• _Input rows_

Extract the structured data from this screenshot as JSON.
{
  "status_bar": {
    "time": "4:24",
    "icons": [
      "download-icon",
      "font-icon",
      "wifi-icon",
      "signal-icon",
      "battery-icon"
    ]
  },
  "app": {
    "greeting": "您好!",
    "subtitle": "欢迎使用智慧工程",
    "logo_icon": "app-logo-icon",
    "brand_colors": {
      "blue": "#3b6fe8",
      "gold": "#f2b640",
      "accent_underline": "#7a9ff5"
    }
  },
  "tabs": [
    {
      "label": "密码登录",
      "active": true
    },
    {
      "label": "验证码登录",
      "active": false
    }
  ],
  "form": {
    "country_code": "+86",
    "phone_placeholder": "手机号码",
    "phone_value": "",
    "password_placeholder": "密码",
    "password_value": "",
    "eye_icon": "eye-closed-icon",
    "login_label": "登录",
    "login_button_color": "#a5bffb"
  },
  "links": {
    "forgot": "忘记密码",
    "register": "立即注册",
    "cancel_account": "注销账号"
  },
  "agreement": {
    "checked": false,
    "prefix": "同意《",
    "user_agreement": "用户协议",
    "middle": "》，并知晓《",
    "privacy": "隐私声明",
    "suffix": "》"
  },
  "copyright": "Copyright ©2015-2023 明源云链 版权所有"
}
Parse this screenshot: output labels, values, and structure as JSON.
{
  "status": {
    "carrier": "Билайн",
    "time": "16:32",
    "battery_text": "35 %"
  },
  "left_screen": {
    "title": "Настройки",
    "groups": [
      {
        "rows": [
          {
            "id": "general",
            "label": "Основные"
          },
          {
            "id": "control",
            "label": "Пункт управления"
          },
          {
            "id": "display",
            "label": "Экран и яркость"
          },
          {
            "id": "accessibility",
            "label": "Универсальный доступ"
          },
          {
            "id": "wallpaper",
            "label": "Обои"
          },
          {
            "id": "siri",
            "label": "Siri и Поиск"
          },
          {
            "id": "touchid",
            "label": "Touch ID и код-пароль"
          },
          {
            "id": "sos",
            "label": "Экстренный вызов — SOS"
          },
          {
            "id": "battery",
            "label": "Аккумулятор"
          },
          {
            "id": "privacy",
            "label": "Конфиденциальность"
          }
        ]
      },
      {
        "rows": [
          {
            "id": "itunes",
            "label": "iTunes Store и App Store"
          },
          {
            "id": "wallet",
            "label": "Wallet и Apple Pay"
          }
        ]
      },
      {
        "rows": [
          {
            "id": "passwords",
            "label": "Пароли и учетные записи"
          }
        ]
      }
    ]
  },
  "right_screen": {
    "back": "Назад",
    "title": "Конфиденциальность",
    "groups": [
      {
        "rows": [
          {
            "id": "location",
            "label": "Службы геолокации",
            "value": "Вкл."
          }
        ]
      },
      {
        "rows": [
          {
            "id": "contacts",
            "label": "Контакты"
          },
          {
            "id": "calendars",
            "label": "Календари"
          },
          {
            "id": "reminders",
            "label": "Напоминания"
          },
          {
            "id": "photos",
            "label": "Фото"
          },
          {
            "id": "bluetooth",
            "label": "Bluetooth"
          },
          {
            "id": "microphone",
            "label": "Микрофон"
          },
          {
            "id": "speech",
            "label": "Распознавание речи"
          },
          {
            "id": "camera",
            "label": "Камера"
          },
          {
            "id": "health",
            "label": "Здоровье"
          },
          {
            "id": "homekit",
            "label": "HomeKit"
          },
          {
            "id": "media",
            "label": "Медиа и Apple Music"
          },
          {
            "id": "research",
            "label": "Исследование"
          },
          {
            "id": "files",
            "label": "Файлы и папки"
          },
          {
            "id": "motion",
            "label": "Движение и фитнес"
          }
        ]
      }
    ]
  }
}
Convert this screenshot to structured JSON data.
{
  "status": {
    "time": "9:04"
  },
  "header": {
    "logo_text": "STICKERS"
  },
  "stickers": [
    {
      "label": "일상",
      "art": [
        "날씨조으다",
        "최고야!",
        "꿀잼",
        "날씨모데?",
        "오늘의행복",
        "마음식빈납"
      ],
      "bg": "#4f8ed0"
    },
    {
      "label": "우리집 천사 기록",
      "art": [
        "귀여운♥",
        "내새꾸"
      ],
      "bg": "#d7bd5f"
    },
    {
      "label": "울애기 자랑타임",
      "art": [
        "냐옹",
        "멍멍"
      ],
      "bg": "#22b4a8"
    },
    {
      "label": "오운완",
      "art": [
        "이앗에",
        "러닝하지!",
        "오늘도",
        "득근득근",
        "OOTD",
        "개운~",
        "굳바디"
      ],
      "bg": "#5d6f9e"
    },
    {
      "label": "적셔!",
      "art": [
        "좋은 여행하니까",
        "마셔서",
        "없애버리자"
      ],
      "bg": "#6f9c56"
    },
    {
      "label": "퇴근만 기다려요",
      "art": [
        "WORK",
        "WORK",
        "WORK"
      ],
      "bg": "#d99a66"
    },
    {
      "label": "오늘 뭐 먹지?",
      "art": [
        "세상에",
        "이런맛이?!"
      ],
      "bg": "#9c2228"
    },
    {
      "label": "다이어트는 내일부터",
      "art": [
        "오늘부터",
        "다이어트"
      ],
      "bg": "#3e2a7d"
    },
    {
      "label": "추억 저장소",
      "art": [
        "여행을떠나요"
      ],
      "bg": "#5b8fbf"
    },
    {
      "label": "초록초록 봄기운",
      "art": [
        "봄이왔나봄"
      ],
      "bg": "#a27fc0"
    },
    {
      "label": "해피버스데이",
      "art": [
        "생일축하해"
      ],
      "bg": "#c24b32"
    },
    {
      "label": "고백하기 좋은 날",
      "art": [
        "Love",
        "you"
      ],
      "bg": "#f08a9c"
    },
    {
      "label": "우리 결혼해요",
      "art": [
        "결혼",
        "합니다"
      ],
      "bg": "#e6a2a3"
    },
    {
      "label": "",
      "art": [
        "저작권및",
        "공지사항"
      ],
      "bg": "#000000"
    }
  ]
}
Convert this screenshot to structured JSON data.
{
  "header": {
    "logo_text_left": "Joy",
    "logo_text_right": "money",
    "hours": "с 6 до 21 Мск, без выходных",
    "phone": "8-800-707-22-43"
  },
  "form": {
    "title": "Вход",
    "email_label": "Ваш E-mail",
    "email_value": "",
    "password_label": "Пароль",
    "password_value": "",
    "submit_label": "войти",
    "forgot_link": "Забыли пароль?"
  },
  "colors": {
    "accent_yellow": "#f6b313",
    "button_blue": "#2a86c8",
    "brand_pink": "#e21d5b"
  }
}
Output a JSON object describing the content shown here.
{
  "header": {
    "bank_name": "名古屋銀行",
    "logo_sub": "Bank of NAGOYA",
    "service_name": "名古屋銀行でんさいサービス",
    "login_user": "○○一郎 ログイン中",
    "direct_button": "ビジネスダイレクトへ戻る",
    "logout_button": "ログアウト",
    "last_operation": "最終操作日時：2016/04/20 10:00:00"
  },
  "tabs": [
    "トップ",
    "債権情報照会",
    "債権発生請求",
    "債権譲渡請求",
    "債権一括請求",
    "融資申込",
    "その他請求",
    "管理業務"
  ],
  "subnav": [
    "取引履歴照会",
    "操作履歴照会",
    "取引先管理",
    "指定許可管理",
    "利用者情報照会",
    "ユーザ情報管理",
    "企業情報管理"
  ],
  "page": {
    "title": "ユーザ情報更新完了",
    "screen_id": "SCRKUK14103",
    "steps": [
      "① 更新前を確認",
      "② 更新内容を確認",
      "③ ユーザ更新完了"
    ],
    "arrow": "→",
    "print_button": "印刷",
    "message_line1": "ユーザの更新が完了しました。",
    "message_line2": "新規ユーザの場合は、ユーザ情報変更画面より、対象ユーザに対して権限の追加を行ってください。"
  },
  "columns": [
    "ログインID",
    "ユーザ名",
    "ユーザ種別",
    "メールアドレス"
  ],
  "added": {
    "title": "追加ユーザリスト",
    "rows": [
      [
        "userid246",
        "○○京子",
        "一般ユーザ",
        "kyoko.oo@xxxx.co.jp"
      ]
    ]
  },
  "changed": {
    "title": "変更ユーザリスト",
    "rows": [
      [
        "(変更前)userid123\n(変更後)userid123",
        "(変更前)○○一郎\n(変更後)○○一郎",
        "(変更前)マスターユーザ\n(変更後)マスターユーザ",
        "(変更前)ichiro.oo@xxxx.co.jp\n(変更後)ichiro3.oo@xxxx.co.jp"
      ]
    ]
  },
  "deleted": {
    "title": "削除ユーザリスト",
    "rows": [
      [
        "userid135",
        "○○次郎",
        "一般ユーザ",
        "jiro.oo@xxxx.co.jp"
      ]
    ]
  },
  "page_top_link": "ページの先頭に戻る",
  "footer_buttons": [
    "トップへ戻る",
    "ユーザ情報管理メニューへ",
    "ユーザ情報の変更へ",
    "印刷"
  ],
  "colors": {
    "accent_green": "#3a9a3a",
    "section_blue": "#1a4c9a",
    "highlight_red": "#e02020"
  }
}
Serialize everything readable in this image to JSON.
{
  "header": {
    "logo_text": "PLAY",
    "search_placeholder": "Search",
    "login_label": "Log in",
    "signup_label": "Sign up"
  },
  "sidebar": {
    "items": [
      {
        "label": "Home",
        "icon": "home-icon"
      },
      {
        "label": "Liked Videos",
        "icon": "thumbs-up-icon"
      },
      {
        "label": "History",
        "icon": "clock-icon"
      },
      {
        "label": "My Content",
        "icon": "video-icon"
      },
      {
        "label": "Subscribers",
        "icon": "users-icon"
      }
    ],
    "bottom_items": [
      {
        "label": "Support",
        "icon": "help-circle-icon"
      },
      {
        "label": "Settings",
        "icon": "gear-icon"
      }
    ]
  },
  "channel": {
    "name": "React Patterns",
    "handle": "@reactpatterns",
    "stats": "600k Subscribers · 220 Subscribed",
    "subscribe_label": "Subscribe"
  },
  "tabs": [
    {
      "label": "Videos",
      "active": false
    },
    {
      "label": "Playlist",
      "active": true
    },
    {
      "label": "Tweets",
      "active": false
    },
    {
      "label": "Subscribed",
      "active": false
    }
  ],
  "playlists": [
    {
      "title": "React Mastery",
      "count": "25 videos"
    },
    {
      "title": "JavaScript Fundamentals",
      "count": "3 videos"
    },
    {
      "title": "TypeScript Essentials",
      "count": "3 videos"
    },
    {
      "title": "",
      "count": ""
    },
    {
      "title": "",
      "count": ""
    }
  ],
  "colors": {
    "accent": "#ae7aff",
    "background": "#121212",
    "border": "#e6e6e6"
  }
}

• _Set exercise_
Check each line above for the word "this", and copy the lines where it appears.

• _Response to the exercise_
Extract the structured data from this screenshot as JSON.
Parse this screenshot: output labels, values, and structure as JSON.
Convert this screenshot to structured JSON data.
Convert this screenshot to structured JSON data.
Serialize everything readable in this image to JSON.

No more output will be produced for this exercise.